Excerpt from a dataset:
━━━━━━━━━━━━━━━━
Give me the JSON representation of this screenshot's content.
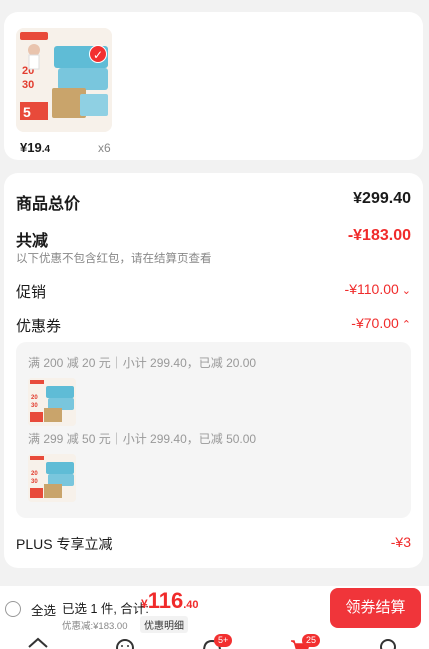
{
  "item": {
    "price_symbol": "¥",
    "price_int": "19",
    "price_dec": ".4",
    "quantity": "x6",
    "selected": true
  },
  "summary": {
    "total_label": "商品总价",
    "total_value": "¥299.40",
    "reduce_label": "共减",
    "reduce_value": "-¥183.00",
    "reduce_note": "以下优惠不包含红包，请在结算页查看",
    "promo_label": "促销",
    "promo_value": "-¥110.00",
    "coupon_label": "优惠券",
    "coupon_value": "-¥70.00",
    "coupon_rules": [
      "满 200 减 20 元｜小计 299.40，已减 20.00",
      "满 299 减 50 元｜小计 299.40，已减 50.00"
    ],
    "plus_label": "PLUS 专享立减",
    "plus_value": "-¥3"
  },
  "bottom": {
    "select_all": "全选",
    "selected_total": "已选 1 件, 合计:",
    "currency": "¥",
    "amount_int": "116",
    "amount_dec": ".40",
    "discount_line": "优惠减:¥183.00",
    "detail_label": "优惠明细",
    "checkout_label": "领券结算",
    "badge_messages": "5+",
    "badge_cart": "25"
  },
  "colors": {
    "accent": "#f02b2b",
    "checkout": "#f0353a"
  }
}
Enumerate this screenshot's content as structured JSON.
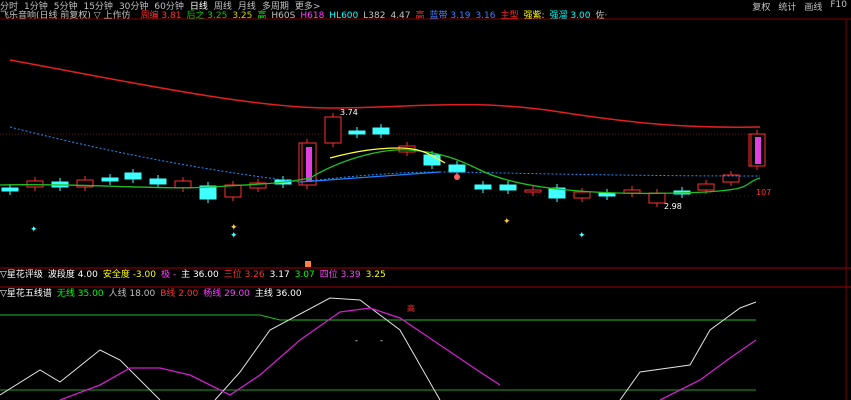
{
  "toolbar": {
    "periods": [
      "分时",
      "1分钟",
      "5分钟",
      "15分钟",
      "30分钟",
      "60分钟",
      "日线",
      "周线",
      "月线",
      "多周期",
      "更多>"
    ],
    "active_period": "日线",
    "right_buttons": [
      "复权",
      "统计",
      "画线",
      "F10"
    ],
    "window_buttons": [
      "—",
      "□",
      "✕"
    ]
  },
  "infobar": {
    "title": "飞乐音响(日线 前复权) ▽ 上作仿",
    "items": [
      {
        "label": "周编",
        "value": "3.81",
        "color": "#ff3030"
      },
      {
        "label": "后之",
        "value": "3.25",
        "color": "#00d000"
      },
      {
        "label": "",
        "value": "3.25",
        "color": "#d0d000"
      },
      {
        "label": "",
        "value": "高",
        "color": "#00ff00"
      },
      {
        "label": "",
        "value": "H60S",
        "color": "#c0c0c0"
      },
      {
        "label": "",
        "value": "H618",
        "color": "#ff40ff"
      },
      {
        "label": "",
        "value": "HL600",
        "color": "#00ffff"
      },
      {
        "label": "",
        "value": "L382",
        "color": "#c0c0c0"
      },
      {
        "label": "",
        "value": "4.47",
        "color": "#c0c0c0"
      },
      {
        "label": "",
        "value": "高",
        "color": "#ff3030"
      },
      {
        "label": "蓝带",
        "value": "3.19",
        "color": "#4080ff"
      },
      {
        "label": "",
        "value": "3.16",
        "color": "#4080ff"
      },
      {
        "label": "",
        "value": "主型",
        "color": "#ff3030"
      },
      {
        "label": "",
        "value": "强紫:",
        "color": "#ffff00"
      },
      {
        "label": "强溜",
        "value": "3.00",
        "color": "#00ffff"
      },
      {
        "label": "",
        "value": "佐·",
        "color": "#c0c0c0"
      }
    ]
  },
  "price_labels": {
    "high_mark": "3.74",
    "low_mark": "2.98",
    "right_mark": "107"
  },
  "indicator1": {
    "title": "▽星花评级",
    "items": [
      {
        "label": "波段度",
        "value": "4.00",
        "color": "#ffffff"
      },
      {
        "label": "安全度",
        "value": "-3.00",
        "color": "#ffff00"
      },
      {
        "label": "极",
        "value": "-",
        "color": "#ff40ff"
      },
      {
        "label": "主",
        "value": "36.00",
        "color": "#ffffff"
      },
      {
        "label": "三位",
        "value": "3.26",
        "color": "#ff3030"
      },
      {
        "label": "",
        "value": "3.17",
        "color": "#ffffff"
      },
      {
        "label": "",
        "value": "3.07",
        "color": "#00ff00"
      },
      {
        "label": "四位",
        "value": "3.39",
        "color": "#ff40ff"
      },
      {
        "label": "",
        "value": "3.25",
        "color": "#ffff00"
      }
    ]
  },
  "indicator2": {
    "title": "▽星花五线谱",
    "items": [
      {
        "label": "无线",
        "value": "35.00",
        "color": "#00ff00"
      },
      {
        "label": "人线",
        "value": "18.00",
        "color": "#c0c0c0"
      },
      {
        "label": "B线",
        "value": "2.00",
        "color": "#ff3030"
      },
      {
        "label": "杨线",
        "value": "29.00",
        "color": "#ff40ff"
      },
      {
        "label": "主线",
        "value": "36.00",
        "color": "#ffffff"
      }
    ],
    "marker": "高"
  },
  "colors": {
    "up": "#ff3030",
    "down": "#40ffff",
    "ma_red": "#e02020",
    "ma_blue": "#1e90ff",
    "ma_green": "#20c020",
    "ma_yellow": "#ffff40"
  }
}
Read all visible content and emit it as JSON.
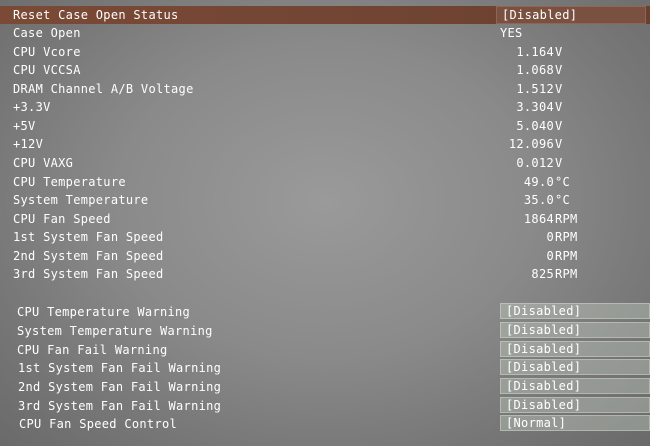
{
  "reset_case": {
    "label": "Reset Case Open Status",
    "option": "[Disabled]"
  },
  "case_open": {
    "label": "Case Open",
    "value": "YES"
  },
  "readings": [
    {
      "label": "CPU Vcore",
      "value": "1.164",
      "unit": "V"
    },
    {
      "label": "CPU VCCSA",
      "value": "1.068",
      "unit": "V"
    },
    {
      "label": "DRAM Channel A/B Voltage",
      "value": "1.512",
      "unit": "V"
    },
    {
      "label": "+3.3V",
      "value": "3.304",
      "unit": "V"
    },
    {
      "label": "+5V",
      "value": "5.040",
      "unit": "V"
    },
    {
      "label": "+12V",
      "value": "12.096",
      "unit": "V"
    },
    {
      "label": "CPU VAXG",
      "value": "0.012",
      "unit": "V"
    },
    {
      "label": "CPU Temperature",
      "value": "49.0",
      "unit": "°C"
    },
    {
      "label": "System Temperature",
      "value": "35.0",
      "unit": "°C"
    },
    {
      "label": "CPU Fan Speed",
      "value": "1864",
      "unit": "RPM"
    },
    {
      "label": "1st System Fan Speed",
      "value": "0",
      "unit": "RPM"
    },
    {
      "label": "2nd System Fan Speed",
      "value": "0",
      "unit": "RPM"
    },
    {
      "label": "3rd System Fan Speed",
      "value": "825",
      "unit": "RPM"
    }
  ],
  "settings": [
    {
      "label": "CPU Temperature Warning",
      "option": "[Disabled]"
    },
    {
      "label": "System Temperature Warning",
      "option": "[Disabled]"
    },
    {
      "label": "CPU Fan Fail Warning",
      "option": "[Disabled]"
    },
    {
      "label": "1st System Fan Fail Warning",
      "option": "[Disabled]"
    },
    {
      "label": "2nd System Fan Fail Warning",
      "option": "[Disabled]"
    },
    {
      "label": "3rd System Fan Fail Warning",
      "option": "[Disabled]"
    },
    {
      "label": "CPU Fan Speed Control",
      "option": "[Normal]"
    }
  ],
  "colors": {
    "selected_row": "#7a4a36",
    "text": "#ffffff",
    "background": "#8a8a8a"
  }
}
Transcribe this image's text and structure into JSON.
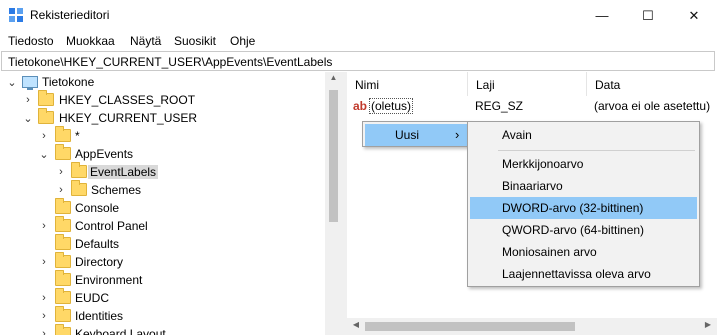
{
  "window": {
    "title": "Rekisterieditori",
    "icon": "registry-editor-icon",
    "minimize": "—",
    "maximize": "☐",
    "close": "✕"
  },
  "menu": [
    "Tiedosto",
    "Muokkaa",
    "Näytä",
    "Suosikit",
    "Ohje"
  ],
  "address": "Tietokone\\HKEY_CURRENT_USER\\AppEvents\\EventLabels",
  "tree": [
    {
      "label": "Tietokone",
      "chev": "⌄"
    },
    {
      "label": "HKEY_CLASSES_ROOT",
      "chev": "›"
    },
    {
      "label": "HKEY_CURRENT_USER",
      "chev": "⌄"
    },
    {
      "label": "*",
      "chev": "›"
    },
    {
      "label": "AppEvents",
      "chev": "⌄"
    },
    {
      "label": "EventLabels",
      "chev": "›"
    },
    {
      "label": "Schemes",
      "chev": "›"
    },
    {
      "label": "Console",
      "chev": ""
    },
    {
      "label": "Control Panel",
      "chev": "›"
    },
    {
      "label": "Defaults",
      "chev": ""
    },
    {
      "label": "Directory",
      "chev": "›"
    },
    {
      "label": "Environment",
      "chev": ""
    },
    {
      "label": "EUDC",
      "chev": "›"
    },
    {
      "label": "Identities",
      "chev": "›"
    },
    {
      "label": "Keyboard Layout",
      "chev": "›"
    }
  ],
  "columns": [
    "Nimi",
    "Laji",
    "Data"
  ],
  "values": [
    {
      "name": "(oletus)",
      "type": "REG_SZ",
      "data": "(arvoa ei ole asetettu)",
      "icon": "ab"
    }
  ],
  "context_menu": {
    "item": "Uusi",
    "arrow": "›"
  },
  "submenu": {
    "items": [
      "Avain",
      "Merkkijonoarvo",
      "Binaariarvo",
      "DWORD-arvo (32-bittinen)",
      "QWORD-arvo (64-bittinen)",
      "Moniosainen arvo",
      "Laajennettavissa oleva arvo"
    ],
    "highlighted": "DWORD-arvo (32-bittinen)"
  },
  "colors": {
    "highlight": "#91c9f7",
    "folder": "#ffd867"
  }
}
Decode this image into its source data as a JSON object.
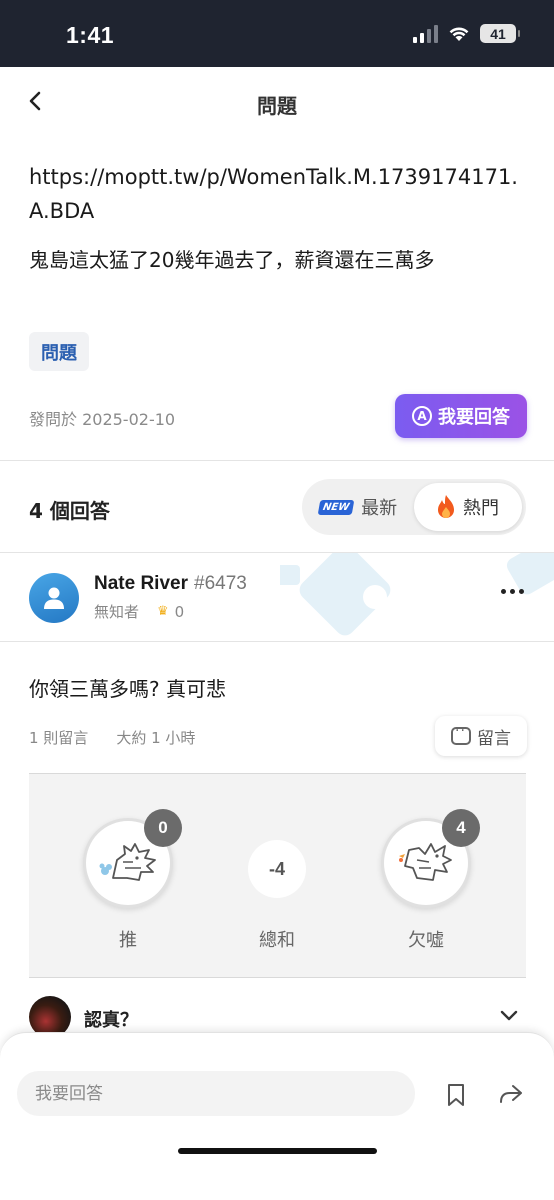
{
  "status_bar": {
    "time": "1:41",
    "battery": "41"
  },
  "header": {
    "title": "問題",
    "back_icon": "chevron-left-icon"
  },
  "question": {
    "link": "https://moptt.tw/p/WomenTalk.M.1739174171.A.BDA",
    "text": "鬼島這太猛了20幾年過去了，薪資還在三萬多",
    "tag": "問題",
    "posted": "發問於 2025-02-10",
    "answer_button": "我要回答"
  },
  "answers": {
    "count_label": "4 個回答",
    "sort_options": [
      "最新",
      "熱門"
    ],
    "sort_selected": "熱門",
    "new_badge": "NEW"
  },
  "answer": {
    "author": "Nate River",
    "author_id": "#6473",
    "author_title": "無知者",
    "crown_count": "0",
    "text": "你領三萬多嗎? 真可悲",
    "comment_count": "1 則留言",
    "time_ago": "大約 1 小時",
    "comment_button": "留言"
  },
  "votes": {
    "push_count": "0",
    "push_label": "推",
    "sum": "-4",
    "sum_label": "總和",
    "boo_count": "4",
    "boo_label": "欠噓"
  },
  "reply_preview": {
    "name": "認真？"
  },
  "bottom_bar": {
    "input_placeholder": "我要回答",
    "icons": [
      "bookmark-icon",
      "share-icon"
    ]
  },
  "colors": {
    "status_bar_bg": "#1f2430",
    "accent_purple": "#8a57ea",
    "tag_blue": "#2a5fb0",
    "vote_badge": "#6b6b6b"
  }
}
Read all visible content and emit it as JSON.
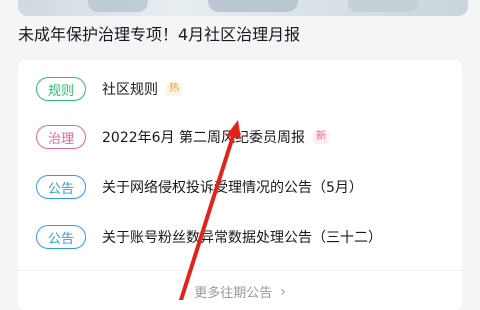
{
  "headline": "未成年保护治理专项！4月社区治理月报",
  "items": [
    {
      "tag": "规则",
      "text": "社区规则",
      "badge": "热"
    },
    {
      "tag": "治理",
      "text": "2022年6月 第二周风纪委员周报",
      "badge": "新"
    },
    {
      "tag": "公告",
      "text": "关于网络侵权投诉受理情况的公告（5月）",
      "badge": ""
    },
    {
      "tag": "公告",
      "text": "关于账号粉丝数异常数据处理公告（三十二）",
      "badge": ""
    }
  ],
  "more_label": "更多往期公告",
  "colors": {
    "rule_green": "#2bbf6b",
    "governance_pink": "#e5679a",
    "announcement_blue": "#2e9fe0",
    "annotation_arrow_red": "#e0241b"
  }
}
━━━━━━━━━━━━━━━━
**Work required:**
Check each line of the data above for the string "Speed", then report how many lines have it, with no other words.

**Result:**
5